*EXERCISE INSTRUCTIONS*: Omit the pictures, then write out every entry exactly as it reads.
——
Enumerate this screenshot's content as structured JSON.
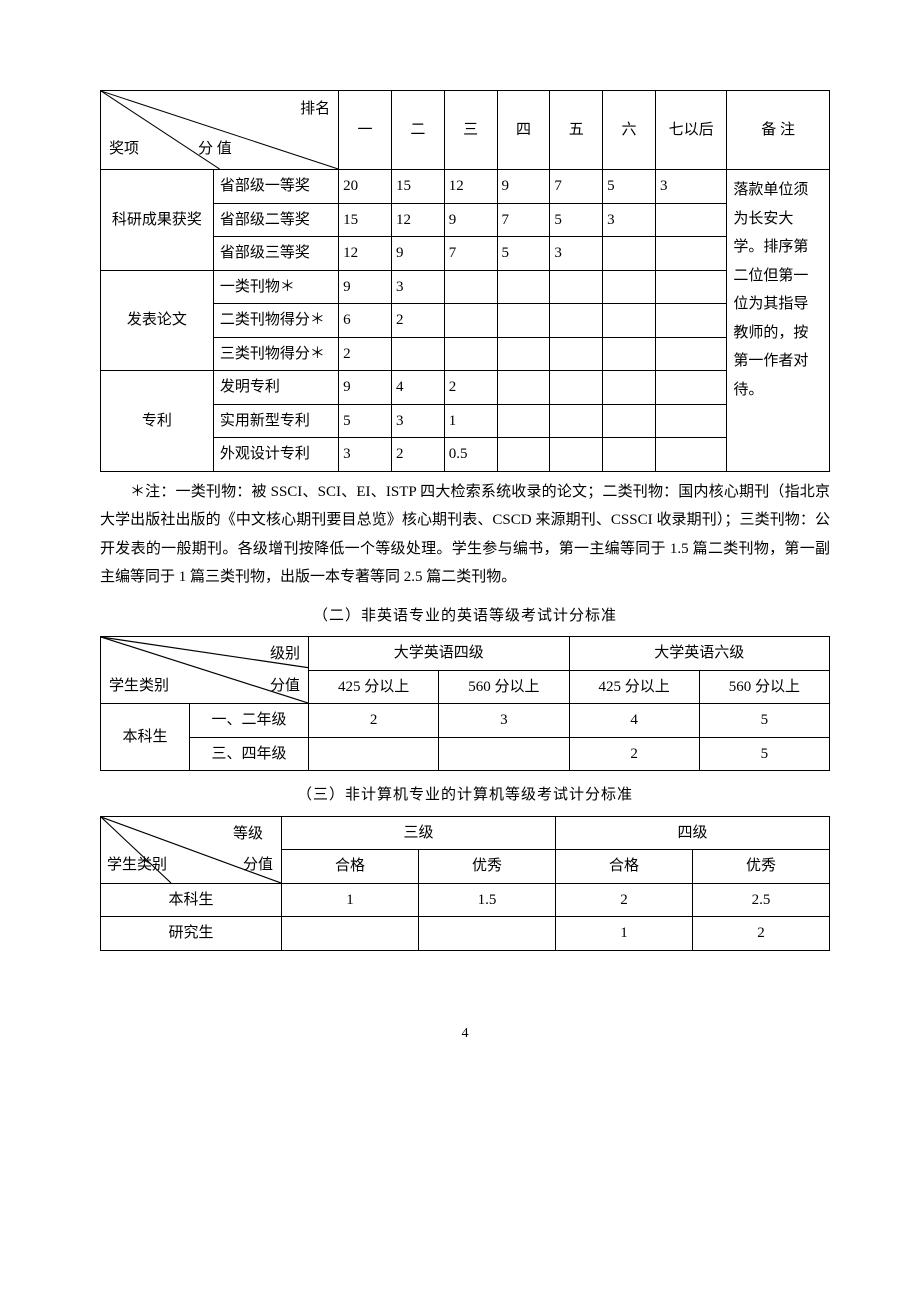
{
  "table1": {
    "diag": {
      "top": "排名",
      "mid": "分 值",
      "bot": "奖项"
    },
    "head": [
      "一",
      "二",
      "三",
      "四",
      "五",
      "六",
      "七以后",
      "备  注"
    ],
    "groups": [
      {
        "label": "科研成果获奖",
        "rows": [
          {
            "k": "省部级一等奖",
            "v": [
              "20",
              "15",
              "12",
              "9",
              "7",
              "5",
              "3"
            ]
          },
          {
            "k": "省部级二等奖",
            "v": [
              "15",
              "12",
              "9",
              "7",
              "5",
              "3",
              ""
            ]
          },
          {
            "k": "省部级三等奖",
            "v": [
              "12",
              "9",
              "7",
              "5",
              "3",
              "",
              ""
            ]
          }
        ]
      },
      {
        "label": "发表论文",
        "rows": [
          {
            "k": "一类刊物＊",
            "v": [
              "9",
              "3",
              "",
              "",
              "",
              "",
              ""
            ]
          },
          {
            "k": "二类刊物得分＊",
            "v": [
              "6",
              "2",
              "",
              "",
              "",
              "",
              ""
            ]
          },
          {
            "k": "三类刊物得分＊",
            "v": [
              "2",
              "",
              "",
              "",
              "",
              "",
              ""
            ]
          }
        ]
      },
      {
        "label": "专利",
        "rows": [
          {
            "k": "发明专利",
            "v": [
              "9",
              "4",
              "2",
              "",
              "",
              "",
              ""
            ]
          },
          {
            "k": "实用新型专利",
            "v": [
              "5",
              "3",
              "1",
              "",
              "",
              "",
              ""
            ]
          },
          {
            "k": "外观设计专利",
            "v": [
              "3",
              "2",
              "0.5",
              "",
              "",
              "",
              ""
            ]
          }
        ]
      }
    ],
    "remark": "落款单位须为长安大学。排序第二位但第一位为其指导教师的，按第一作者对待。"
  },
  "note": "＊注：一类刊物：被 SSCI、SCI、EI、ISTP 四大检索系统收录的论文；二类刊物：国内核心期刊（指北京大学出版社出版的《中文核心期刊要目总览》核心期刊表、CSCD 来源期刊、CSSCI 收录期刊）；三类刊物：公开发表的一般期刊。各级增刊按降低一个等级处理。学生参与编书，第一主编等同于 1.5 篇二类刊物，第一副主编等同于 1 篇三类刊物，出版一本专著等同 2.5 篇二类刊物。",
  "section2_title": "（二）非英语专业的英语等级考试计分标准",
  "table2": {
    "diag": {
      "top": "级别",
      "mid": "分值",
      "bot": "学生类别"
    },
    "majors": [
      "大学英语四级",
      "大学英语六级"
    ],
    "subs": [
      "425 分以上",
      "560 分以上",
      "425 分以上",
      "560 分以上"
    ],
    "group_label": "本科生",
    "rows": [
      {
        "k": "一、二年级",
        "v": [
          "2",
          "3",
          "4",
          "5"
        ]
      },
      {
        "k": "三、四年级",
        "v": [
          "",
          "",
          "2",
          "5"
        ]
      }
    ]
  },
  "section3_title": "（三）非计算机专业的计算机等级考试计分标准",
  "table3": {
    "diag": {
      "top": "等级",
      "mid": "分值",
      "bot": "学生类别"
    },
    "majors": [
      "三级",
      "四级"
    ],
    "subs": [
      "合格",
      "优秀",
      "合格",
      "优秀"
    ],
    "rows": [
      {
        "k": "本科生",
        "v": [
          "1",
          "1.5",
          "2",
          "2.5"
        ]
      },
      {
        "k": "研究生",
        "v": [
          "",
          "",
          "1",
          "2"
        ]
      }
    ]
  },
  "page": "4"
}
——
*SOLUTION FOR THIS EXERCISE*:
Enumerate this screenshot's content as structured JSON.
{
  "table1": {
    "diag": {
      "top": "排名",
      "mid": "分 值",
      "bot": "奖项"
    },
    "head": [
      "一",
      "二",
      "三",
      "四",
      "五",
      "六",
      "七以后",
      "备  注"
    ],
    "groups": [
      {
        "label": "科研成果获奖",
        "rows": [
          {
            "k": "省部级一等奖",
            "v": [
              "20",
              "15",
              "12",
              "9",
              "7",
              "5",
              "3"
            ]
          },
          {
            "k": "省部级二等奖",
            "v": [
              "15",
              "12",
              "9",
              "7",
              "5",
              "3",
              ""
            ]
          },
          {
            "k": "省部级三等奖",
            "v": [
              "12",
              "9",
              "7",
              "5",
              "3",
              "",
              ""
            ]
          }
        ]
      },
      {
        "label": "发表论文",
        "rows": [
          {
            "k": "一类刊物＊",
            "v": [
              "9",
              "3",
              "",
              "",
              "",
              "",
              ""
            ]
          },
          {
            "k": "二类刊物得分＊",
            "v": [
              "6",
              "2",
              "",
              "",
              "",
              "",
              ""
            ]
          },
          {
            "k": "三类刊物得分＊",
            "v": [
              "2",
              "",
              "",
              "",
              "",
              "",
              ""
            ]
          }
        ]
      },
      {
        "label": "专利",
        "rows": [
          {
            "k": "发明专利",
            "v": [
              "9",
              "4",
              "2",
              "",
              "",
              "",
              ""
            ]
          },
          {
            "k": "实用新型专利",
            "v": [
              "5",
              "3",
              "1",
              "",
              "",
              "",
              ""
            ]
          },
          {
            "k": "外观设计专利",
            "v": [
              "3",
              "2",
              "0.5",
              "",
              "",
              "",
              ""
            ]
          }
        ]
      }
    ],
    "remark": "落款单位须为长安大学。排序第二位但第一位为其指导教师的，按第一作者对待。"
  },
  "note": "＊注：一类刊物：被 SSCI、SCI、EI、ISTP 四大检索系统收录的论文；二类刊物：国内核心期刊（指北京大学出版社出版的《中文核心期刊要目总览》核心期刊表、CSCD 来源期刊、CSSCI 收录期刊）；三类刊物：公开发表的一般期刊。各级增刊按降低一个等级处理。学生参与编书，第一主编等同于 1.5 篇二类刊物，第一副主编等同于 1 篇三类刊物，出版一本专著等同 2.5 篇二类刊物。",
  "section2_title": "（二）非英语专业的英语等级考试计分标准",
  "table2": {
    "diag": {
      "top": "级别",
      "mid": "分值",
      "bot": "学生类别"
    },
    "majors": [
      "大学英语四级",
      "大学英语六级"
    ],
    "subs": [
      "425 分以上",
      "560 分以上",
      "425 分以上",
      "560 分以上"
    ],
    "group_label": "本科生",
    "rows": [
      {
        "k": "一、二年级",
        "v": [
          "2",
          "3",
          "4",
          "5"
        ]
      },
      {
        "k": "三、四年级",
        "v": [
          "",
          "",
          "2",
          "5"
        ]
      }
    ]
  },
  "section3_title": "（三）非计算机专业的计算机等级考试计分标准",
  "table3": {
    "diag": {
      "top": "等级",
      "mid": "分值",
      "bot": "学生类别"
    },
    "majors": [
      "三级",
      "四级"
    ],
    "subs": [
      "合格",
      "优秀",
      "合格",
      "优秀"
    ],
    "rows": [
      {
        "k": "本科生",
        "v": [
          "1",
          "1.5",
          "2",
          "2.5"
        ]
      },
      {
        "k": "研究生",
        "v": [
          "",
          "",
          "1",
          "2"
        ]
      }
    ]
  },
  "page": "4"
}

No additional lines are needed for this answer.